__Exercise__
For each line in the data below that holds "value", return a copy.

-- Start --

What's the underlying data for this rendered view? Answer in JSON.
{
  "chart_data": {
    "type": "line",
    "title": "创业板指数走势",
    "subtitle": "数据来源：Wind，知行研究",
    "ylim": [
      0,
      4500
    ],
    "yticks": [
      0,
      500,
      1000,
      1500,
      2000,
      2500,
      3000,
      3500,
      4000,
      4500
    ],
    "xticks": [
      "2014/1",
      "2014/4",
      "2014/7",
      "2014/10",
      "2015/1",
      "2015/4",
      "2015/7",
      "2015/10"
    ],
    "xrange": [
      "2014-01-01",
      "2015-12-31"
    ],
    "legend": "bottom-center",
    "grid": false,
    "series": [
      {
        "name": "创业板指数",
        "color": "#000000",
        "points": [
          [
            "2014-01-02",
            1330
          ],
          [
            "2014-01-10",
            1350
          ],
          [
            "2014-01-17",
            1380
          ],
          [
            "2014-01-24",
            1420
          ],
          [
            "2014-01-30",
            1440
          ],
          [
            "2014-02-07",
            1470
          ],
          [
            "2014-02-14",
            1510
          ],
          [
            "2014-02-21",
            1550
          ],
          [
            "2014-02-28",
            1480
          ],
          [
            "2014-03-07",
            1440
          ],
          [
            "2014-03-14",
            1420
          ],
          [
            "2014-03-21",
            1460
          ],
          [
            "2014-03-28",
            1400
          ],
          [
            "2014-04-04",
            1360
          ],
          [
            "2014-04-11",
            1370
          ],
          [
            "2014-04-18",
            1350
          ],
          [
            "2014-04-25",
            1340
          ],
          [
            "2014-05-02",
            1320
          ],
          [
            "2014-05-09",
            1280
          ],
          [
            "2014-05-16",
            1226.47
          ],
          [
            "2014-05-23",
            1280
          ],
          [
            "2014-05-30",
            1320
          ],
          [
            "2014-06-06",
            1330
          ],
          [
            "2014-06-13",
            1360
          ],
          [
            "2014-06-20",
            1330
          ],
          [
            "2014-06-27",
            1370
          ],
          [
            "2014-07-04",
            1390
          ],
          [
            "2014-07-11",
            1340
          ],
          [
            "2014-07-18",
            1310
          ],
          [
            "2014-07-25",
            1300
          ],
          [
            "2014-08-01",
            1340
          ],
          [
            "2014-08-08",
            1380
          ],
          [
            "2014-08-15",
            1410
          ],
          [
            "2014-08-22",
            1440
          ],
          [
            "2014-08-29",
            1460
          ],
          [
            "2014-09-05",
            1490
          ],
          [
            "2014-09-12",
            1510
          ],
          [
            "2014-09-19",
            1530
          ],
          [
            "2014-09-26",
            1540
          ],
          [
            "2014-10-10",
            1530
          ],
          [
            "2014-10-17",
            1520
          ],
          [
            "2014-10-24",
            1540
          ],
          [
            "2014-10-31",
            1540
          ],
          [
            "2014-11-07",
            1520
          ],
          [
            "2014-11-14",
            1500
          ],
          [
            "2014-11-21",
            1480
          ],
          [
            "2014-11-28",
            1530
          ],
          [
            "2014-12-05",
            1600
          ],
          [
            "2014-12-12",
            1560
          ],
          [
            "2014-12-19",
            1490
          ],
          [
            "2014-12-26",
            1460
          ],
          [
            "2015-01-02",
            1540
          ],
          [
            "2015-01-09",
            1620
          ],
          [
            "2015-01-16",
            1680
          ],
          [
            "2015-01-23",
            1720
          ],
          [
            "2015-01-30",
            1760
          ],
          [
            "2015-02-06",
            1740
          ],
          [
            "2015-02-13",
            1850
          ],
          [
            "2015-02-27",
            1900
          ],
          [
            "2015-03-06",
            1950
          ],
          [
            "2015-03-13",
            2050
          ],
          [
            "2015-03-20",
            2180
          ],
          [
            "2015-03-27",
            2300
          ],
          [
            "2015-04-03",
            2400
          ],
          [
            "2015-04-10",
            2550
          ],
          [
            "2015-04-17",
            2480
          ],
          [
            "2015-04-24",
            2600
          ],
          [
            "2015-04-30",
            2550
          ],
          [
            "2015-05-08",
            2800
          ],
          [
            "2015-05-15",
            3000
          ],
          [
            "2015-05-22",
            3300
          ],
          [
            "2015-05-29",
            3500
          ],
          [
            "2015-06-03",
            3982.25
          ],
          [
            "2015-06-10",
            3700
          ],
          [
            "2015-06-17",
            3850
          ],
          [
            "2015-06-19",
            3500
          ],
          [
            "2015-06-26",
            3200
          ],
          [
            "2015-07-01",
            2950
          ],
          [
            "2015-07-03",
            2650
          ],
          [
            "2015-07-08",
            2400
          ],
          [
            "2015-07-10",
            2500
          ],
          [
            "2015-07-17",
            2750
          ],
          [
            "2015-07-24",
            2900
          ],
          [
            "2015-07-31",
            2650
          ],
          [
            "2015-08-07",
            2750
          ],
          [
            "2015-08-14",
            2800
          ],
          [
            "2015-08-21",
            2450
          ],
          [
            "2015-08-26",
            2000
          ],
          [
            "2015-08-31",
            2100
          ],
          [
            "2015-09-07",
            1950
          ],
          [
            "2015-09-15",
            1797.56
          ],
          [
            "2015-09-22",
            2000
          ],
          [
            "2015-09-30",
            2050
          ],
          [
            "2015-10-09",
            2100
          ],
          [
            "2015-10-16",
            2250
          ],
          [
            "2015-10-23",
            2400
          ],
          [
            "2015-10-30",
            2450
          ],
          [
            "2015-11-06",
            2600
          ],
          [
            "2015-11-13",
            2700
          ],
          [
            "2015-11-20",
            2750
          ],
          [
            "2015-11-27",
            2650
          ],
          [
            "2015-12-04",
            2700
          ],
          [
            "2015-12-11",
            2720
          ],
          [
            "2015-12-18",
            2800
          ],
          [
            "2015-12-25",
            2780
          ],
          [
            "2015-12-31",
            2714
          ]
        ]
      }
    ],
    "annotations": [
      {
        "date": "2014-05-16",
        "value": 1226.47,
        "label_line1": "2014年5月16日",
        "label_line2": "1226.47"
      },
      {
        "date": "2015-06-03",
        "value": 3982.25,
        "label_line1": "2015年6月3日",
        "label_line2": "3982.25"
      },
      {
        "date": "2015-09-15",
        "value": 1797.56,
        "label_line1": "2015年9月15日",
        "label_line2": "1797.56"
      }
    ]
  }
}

-- End --

__Completed task__
        "value": 1226.47,
        "value": 3982.25,
        "value": 1797.56,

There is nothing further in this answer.